START
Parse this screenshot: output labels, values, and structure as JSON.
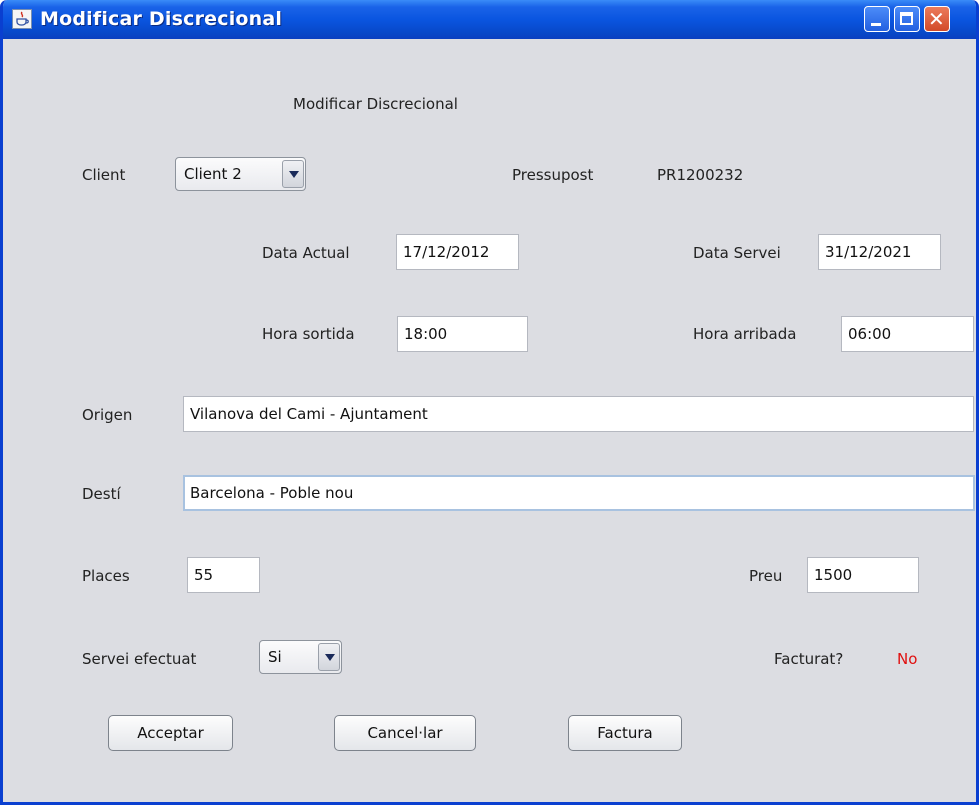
{
  "window": {
    "title": "Modificar Discrecional"
  },
  "form": {
    "heading": "Modificar Discrecional",
    "client": {
      "label": "Client",
      "value": "Client 2"
    },
    "pressupost": {
      "label": "Pressupost",
      "value": "PR1200232"
    },
    "data_actual": {
      "label": "Data Actual",
      "value": "17/12/2012"
    },
    "data_servei": {
      "label": "Data Servei",
      "value": "31/12/2021"
    },
    "hora_sortida": {
      "label": "Hora sortida",
      "value": "18:00"
    },
    "hora_arribada": {
      "label": "Hora arribada",
      "value": "06:00"
    },
    "origen": {
      "label": "Origen",
      "value": "Vilanova del Cami - Ajuntament"
    },
    "desti": {
      "label": "Destí",
      "value": "Barcelona - Poble nou"
    },
    "places": {
      "label": "Places",
      "value": "55"
    },
    "preu": {
      "label": "Preu",
      "value": "1500"
    },
    "servei_efectuat": {
      "label": "Servei efectuat",
      "value": "Si"
    },
    "facturat": {
      "label": "Facturat?",
      "value": "No",
      "value_color": "#e01010"
    }
  },
  "buttons": {
    "accept": "Acceptar",
    "cancel": "Cancel·lar",
    "invoice": "Factura"
  },
  "icons": {
    "app": "java-cup-icon",
    "minimize": "minimize-icon",
    "maximize": "maximize-icon",
    "close": "close-icon"
  }
}
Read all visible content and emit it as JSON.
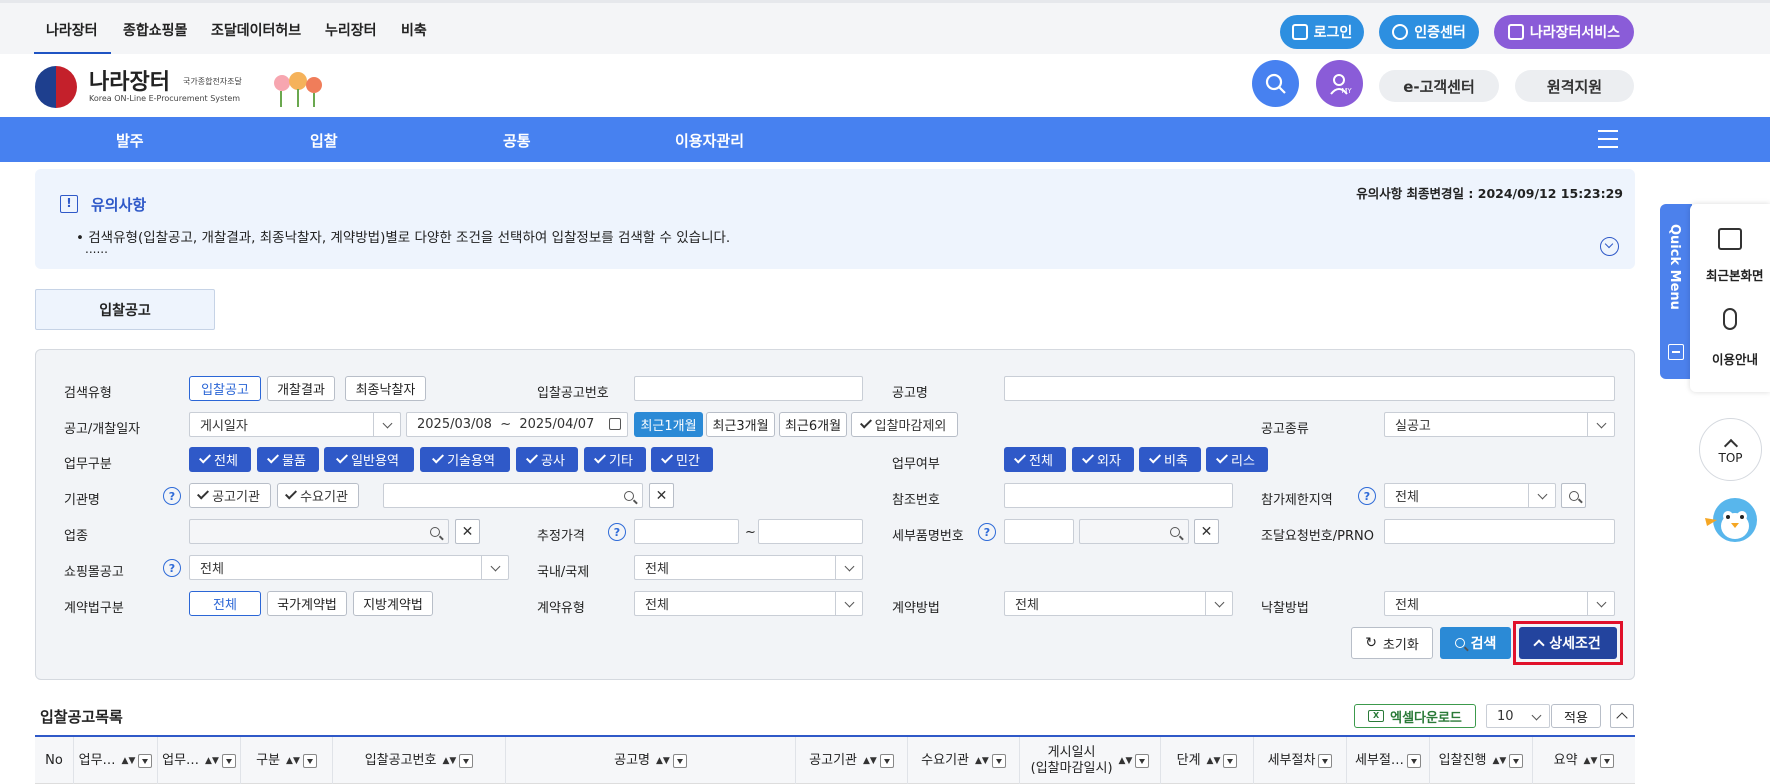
{
  "topbar": {
    "links": [
      "나라장터",
      "종합쇼핑몰",
      "조달데이터허브",
      "누리장터",
      "비축"
    ],
    "login": "로그인",
    "cert": "인증센터",
    "services": "나라장터서비스"
  },
  "brand": {
    "name": "나라장터",
    "sub1": "국가종합전자조달",
    "sub2": "Korea ON-Line E-Procurement System"
  },
  "header": {
    "my_label": "MY",
    "customer": "e-고객센터",
    "remote": "원격지원"
  },
  "nav": {
    "items": [
      "발주",
      "입찰",
      "공통",
      "이용자관리"
    ]
  },
  "notice": {
    "title": "유의사항",
    "updated": "유의사항 최종변경일 : 2024/09/12 15:23:29",
    "line1": "검색유형(입찰공고, 개찰결과, 최종낙찰자, 계약방법)별로 다양한 조건을 선택하여 입찰정보를 검색할 수 있습니다.",
    "line2": "......"
  },
  "tab": "입찰공고",
  "form": {
    "labels": {
      "search_type": "검색유형",
      "bid_no": "입찰공고번호",
      "title": "공고명",
      "date": "공고/개찰일자",
      "kind": "공고종류",
      "biz": "업무구분",
      "biz_yn": "업무여부",
      "org": "기관명",
      "ref": "참조번호",
      "region": "참가제한지역",
      "industry": "업종",
      "est_price": "추정가격",
      "detail_no": "세부품명번호",
      "req_no": "조달요청번호/PRNO",
      "mall": "쇼핑몰공고",
      "domestic": "국내/국제",
      "law": "계약법구분",
      "contract_type": "계약유형",
      "contract_method": "계약방법",
      "award_method": "낙찰방법"
    },
    "search_types": [
      "입찰공고",
      "개찰결과",
      "최종낙찰자"
    ],
    "date_select": "게시일자",
    "date_from": "2025/03/08",
    "date_sep": "~",
    "date_to": "2025/04/07",
    "periods": [
      "최근1개월",
      "최근3개월",
      "최근6개월"
    ],
    "exclude_closed": "입찰마감제외",
    "kind_value": "실공고",
    "biz_items": [
      "전체",
      "물품",
      "일반용역",
      "기술용역",
      "공사",
      "기타",
      "민간"
    ],
    "biz_yn_items": [
      "전체",
      "외자",
      "비축",
      "리스"
    ],
    "org_checks": [
      "공고기관",
      "수요기관"
    ],
    "region_value": "전체",
    "range_sep": "~",
    "mall_value": "전체",
    "domestic_value": "전체",
    "law_items": [
      "전체",
      "국가계약법",
      "지방계약법"
    ],
    "contract_type_value": "전체",
    "contract_method_value": "전체",
    "award_method_value": "전체",
    "reset": "초기화",
    "search": "검색",
    "detail": "상세조건"
  },
  "quick": {
    "title": "Quick Menu",
    "recent": "최근본화면",
    "guide": "이용안내",
    "top": "TOP"
  },
  "list": {
    "title": "입찰공고목록",
    "excel": "엑셀다운로드",
    "page_size": "10",
    "apply": "적용",
    "columns": [
      "No",
      "업무…",
      "업무…",
      "구분",
      "입찰공고번호",
      "공고명",
      "공고기관",
      "수요기관",
      "게시일시",
      "(입찰마감일시)",
      "단계",
      "세부절차",
      "세부절…",
      "입찰진행",
      "요약"
    ]
  },
  "colors": {
    "accent": "#2f59c8",
    "nav": "#4781f0",
    "highlight": "#e0102a"
  }
}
END
▶ WHAT THE TASK ASKS
Without the images, write out each line of the data verbatim.

▶ RESULT
Parse this screenshot: output labels, values, and structure as JSON.
{
  "window": {
    "title": "Modificar Discrecional"
  },
  "form": {
    "heading": "Modificar Discrecional",
    "client": {
      "label": "Client",
      "value": "Client 2"
    },
    "pressupost": {
      "label": "Pressupost",
      "value": "PR1200232"
    },
    "data_actual": {
      "label": "Data Actual",
      "value": "17/12/2012"
    },
    "data_servei": {
      "label": "Data Servei",
      "value": "31/12/2021"
    },
    "hora_sortida": {
      "label": "Hora sortida",
      "value": "18:00"
    },
    "hora_arribada": {
      "label": "Hora arribada",
      "value": "06:00"
    },
    "origen": {
      "label": "Origen",
      "value": "Vilanova del Cami - Ajuntament"
    },
    "desti": {
      "label": "Destí",
      "value": "Barcelona - Poble nou"
    },
    "places": {
      "label": "Places",
      "value": "55"
    },
    "preu": {
      "label": "Preu",
      "value": "1500"
    },
    "servei_efectuat": {
      "label": "Servei efectuat",
      "value": "Si"
    },
    "facturat": {
      "label": "Facturat?",
      "value": "No",
      "value_color": "#e01010"
    }
  },
  "buttons": {
    "accept": "Acceptar",
    "cancel": "Cancel·lar",
    "invoice": "Factura"
  },
  "icons": {
    "app": "java-cup-icon",
    "minimize": "minimize-icon",
    "maximize": "maximize-icon",
    "close": "close-icon"
  }
}
Read all visible content and emit it as JSON.
{
  "topbar": {
    "links": [
      "나라장터",
      "종합쇼핑몰",
      "조달데이터허브",
      "누리장터",
      "비축"
    ],
    "login": "로그인",
    "cert": "인증센터",
    "services": "나라장터서비스"
  },
  "brand": {
    "name": "나라장터",
    "sub1": "국가종합전자조달",
    "sub2": "Korea ON-Line E-Procurement System"
  },
  "header": {
    "my_label": "MY",
    "customer": "e-고객센터",
    "remote": "원격지원"
  },
  "nav": {
    "items": [
      "발주",
      "입찰",
      "공통",
      "이용자관리"
    ]
  },
  "notice": {
    "title": "유의사항",
    "updated": "유의사항 최종변경일 : 2024/09/12 15:23:29",
    "line1": "검색유형(입찰공고, 개찰결과, 최종낙찰자, 계약방법)별로 다양한 조건을 선택하여 입찰정보를 검색할 수 있습니다.",
    "line2": "......"
  },
  "tab": "입찰공고",
  "form": {
    "labels": {
      "search_type": "검색유형",
      "bid_no": "입찰공고번호",
      "title": "공고명",
      "date": "공고/개찰일자",
      "kind": "공고종류",
      "biz": "업무구분",
      "biz_yn": "업무여부",
      "org": "기관명",
      "ref": "참조번호",
      "region": "참가제한지역",
      "industry": "업종",
      "est_price": "추정가격",
      "detail_no": "세부품명번호",
      "req_no": "조달요청번호/PRNO",
      "mall": "쇼핑몰공고",
      "domestic": "국내/국제",
      "law": "계약법구분",
      "contract_type": "계약유형",
      "contract_method": "계약방법",
      "award_method": "낙찰방법"
    },
    "search_types": [
      "입찰공고",
      "개찰결과",
      "최종낙찰자"
    ],
    "date_select": "게시일자",
    "date_from": "2025/03/08",
    "date_sep": "~",
    "date_to": "2025/04/07",
    "periods": [
      "최근1개월",
      "최근3개월",
      "최근6개월"
    ],
    "exclude_closed": "입찰마감제외",
    "kind_value": "실공고",
    "biz_items": [
      "전체",
      "물품",
      "일반용역",
      "기술용역",
      "공사",
      "기타",
      "민간"
    ],
    "biz_yn_items": [
      "전체",
      "외자",
      "비축",
      "리스"
    ],
    "org_checks": [
      "공고기관",
      "수요기관"
    ],
    "region_value": "전체",
    "range_sep": "~",
    "mall_value": "전체",
    "domestic_value": "전체",
    "law_items": [
      "전체",
      "국가계약법",
      "지방계약법"
    ],
    "contract_type_value": "전체",
    "contract_method_value": "전체",
    "award_method_value": "전체",
    "reset": "초기화",
    "search": "검색",
    "detail": "상세조건"
  },
  "quick": {
    "title": "Quick Menu",
    "recent": "최근본화면",
    "guide": "이용안내",
    "top": "TOP"
  },
  "list": {
    "title": "입찰공고목록",
    "excel": "엑셀다운로드",
    "page_size": "10",
    "apply": "적용",
    "columns": [
      "No",
      "업무…",
      "업무…",
      "구분",
      "입찰공고번호",
      "공고명",
      "공고기관",
      "수요기관",
      "게시일시",
      "(입찰마감일시)",
      "단계",
      "세부절차",
      "세부절…",
      "입찰진행",
      "요약"
    ]
  },
  "colors": {
    "accent": "#2f59c8",
    "nav": "#4781f0",
    "highlight": "#e0102a"
  }
}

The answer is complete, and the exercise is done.